**Your instructions**: Every record that follows must be duplicated exactly, with images left out.

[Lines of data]
-- Start --

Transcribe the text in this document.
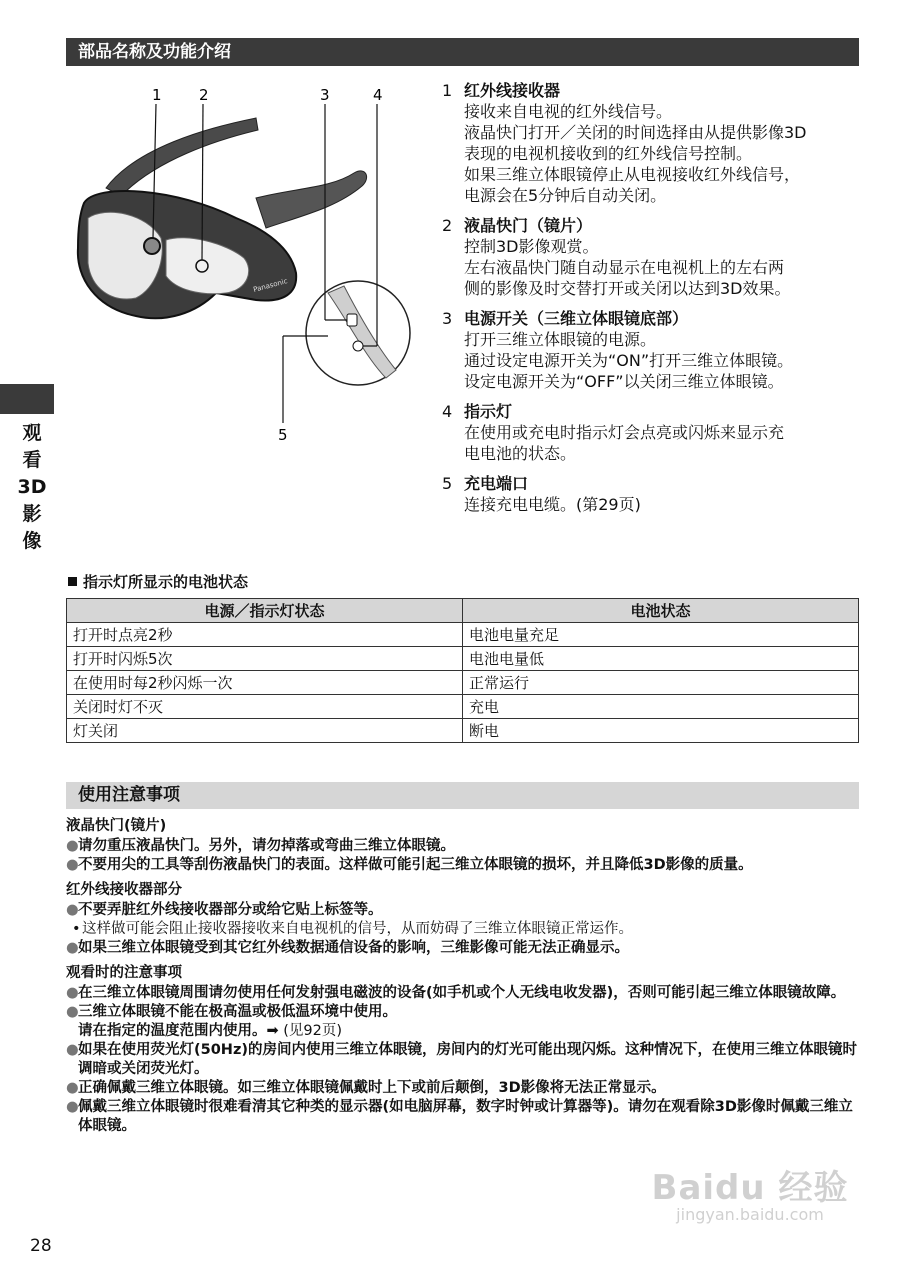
部品名称及功能介绍
观
看
3D
影
像
1 2	3	4
5
Panasonic
1 红外线接收器
接收来自电视的红外线信号。
液晶快门打开／关闭的时间选择由从提供影像3D
表现的电视机接收到的红外线信号控制。
如果三维立体眼镜停止从电视接收红外线信号，
电源会在5分钟后自动关闭。
2 液晶快门（镜片）
控制3D影像观赏。
左右液晶快门随自动显示在电视机上的左右两
侧的影像及时交替打开或关闭以达到3D效果。
3 电源开关（三维立体眼镜底部）
打开三维立体眼镜的电源。
通过设定电源开关为“ON”打开三维立体眼镜。
设定电源开关为“OFF”以关闭三维立体眼镜。
4 指示灯
在使用或充电时指示灯会点亮或闪烁来显示充
电电池的状态。
5 充电端口
连接充电电缆。(第29页)
指示灯所显示的电池状态
电源／指示灯状态	电池状态
打开时点亮2秒	电池电量充足
打开时闪烁5次	电池电量低
在使用时每2秒闪烁一次	正常运行
关闭时灯不灭	充电
灯关闭	断电
使用注意事项
液晶快门(镜片)
● 请勿重压液晶快门。另外，请勿掉落或弯曲三维立体眼镜。
● 不要用尖的工具等刮伤液晶快门的表面。这样做可能引起三维立体眼镜的损坏，并且降低3D影像的质量。
红外线接收器部分
● 不要弄脏红外线接收器部分或给它贴上标签等。
• 这样做可能会阻止接收器接收来自电视机的信号，从而妨碍了三维立体眼镜正常运作。
● 如果三维立体眼镜受到其它红外线数据通信设备的影响，三维影像可能无法正确显示。
观看时的注意事项
● 在三维立体眼镜周围请勿使用任何发射强电磁波的设备(如手机或个人无线电收发器)，否则可能引起三维立体眼镜故障。
● 三维立体眼镜不能在极高温或极低温环境中使用。
请在指定的温度范围内使用。➡ (见92页)
● 如果在使用荧光灯(50Hz)的房间内使用三维立体眼镜，房间内的灯光可能出现闪烁。这种情况下，在使用三维立体眼镜时调暗或关闭荧光灯。
● 正确佩戴三维立体眼镜。如三维立体眼镜佩戴时上下或前后颠倒，3D影像将无法正常显示。
● 佩戴三维立体眼镜时很难看清其它种类的显示器(如电脑屏幕，数字时钟或计算器等)。请勿在观看除3D影像时佩戴三维立体眼镜。
28
Baidu 经验
jingyan.baidu.com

-- End --

**Output below**:
Transcribe the text in this document.
部品名称及功能介绍
观
看
3D
影
像
1 2	3	4
5
Panasonic
1 红外线接收器
接收来自电视的红外线信号。
液晶快门打开／关闭的时间选择由从提供影像3D
表现的电视机接收到的红外线信号控制。
如果三维立体眼镜停止从电视接收红外线信号，
电源会在5分钟后自动关闭。
2 液晶快门（镜片）
控制3D影像观赏。
左右液晶快门随自动显示在电视机上的左右两
侧的影像及时交替打开或关闭以达到3D效果。
3 电源开关（三维立体眼镜底部）
打开三维立体眼镜的电源。
通过设定电源开关为“ON”打开三维立体眼镜。
设定电源开关为“OFF”以关闭三维立体眼镜。
4 指示灯
在使用或充电时指示灯会点亮或闪烁来显示充
电电池的状态。
5 充电端口
连接充电电缆。(第29页)
指示灯所显示的电池状态
电源／指示灯状态	电池状态
打开时点亮2秒	电池电量充足
打开时闪烁5次	电池电量低
在使用时每2秒闪烁一次	正常运行
关闭时灯不灭	充电
灯关闭	断电
使用注意事项
液晶快门(镜片)
● 请勿重压液晶快门。另外，请勿掉落或弯曲三维立体眼镜。
● 不要用尖的工具等刮伤液晶快门的表面。这样做可能引起三维立体眼镜的损坏，并且降低3D影像的质量。
红外线接收器部分
● 不要弄脏红外线接收器部分或给它贴上标签等。
• 这样做可能会阻止接收器接收来自电视机的信号，从而妨碍了三维立体眼镜正常运作。
● 如果三维立体眼镜受到其它红外线数据通信设备的影响，三维影像可能无法正确显示。
观看时的注意事项
● 在三维立体眼镜周围请勿使用任何发射强电磁波的设备(如手机或个人无线电收发器)，否则可能引起三维立体眼镜故障。
● 三维立体眼镜不能在极高温或极低温环境中使用。
请在指定的温度范围内使用。➡ (见92页)
● 如果在使用荧光灯(50Hz)的房间内使用三维立体眼镜，房间内的灯光可能出现闪烁。这种情况下，在使用三维立体眼镜时调暗或关闭荧光灯。
● 正确佩戴三维立体眼镜。如三维立体眼镜佩戴时上下或前后颠倒，3D影像将无法正常显示。
● 佩戴三维立体眼镜时很难看清其它种类的显示器(如电脑屏幕，数字时钟或计算器等)。请勿在观看除3D影像时佩戴三维立体眼镜。
28
Baidu 经验
jingyan.baidu.com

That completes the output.